Stored entries:
START

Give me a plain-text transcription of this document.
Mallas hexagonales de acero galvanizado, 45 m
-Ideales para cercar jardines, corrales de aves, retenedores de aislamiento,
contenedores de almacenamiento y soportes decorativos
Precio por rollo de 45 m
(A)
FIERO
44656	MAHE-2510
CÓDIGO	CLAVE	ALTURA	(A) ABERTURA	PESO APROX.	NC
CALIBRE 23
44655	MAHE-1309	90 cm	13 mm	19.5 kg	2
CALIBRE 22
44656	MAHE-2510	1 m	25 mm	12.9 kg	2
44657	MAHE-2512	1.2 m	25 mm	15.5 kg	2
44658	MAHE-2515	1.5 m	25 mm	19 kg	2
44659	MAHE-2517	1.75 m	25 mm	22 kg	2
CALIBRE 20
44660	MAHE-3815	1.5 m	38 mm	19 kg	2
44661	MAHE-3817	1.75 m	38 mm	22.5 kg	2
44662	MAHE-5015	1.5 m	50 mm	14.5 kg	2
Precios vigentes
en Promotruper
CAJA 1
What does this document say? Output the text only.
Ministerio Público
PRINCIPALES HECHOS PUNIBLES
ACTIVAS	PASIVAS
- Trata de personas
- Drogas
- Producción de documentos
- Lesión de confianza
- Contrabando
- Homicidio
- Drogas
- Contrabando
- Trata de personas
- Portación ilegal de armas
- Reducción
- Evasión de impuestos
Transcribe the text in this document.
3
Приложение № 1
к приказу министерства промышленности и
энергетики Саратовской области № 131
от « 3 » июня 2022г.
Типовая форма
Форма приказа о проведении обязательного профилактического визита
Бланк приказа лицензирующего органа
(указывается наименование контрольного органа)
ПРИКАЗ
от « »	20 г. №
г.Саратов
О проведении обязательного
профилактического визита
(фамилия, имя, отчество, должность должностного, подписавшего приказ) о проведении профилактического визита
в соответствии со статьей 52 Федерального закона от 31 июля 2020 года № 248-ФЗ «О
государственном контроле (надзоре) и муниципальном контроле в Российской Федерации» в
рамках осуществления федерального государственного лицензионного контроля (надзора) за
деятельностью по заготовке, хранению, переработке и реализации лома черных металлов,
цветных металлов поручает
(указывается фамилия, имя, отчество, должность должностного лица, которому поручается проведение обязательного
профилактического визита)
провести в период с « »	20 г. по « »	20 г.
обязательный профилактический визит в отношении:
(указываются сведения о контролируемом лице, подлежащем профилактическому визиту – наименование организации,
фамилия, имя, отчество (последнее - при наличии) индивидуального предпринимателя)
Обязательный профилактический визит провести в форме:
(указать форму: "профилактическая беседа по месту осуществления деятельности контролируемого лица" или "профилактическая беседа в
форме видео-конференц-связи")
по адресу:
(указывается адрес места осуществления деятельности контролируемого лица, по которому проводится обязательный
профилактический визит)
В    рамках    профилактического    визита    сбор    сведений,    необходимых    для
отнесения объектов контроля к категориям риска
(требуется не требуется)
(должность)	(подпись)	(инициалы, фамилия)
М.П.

END

- [JOB]
Nothing in the listing may be changed; retype it all exactly.

- [REPLY TO THE EXERCISE]
Give me a plain-text transcription of this document.
Mallas hexagonales de acero galvanizado, 45 m
-Ideales para cercar jardines, corrales de aves, retenedores de aislamiento,
contenedores de almacenamiento y soportes decorativos
Precio por rollo de 45 m
(A)
FIERO
44656	MAHE-2510
CÓDIGO	CLAVE	ALTURA	(A) ABERTURA	PESO APROX.	NC
CALIBRE 23
44655	MAHE-1309	90 cm	13 mm	19.5 kg	2
CALIBRE 22
44656	MAHE-2510	1 m	25 mm	12.9 kg	2
44657	MAHE-2512	1.2 m	25 mm	15.5 kg	2
44658	MAHE-2515	1.5 m	25 mm	19 kg	2
44659	MAHE-2517	1.75 m	25 mm	22 kg	2
CALIBRE 20
44660	MAHE-3815	1.5 m	38 mm	19 kg	2
44661	MAHE-3817	1.75 m	38 mm	22.5 kg	2
44662	MAHE-5015	1.5 m	50 mm	14.5 kg	2
Precios vigentes
en Promotruper
CAJA 1
What does this document say? Output the text only.
Ministerio Público
PRINCIPALES HECHOS PUNIBLES
ACTIVAS	PASIVAS
- Trata de personas
- Drogas
- Producción de documentos
- Lesión de confianza
- Contrabando
- Homicidio
- Drogas
- Contrabando
- Trata de personas
- Portación ilegal de armas
- Reducción
- Evasión de impuestos
Transcribe the text in this document.
3
Приложение № 1
к приказу министерства промышленности и
энергетики Саратовской области № 131
от « 3 » июня 2022г.
Типовая форма
Форма приказа о проведении обязательного профилактического визита
Бланк приказа лицензирующего органа
(указывается наименование контрольного органа)
ПРИКАЗ
от « »	20 г. №
г.Саратов
О проведении обязательного
профилактического визита
(фамилия, имя, отчество, должность должностного, подписавшего приказ) о проведении профилактического визита
в соответствии со статьей 52 Федерального закона от 31 июля 2020 года № 248-ФЗ «О
государственном контроле (надзоре) и муниципальном контроле в Российской Федерации» в
рамках осуществления федерального государственного лицензионного контроля (надзора) за
деятельностью по заготовке, хранению, переработке и реализации лома черных металлов,
цветных металлов поручает
(указывается фамилия, имя, отчество, должность должностного лица, которому поручается проведение обязательного
профилактического визита)
провести в период с « »	20 г. по « »	20 г.
обязательный профилактический визит в отношении:
(указываются сведения о контролируемом лице, подлежащем профилактическому визиту – наименование организации,
фамилия, имя, отчество (последнее - при наличии) индивидуального предпринимателя)
Обязательный профилактический визит провести в форме:
(указать форму: "профилактическая беседа по месту осуществления деятельности контролируемого лица" или "профилактическая беседа в
форме видео-конференц-связи")
по адресу:
(указывается адрес места осуществления деятельности контролируемого лица, по которому проводится обязательный
профилактический визит)
В    рамках    профилактического    визита    сбор    сведений,    необходимых    для
отнесения объектов контроля к категориям риска
(требуется не требуется)
(должность)	(подпись)	(инициалы, фамилия)
М.П.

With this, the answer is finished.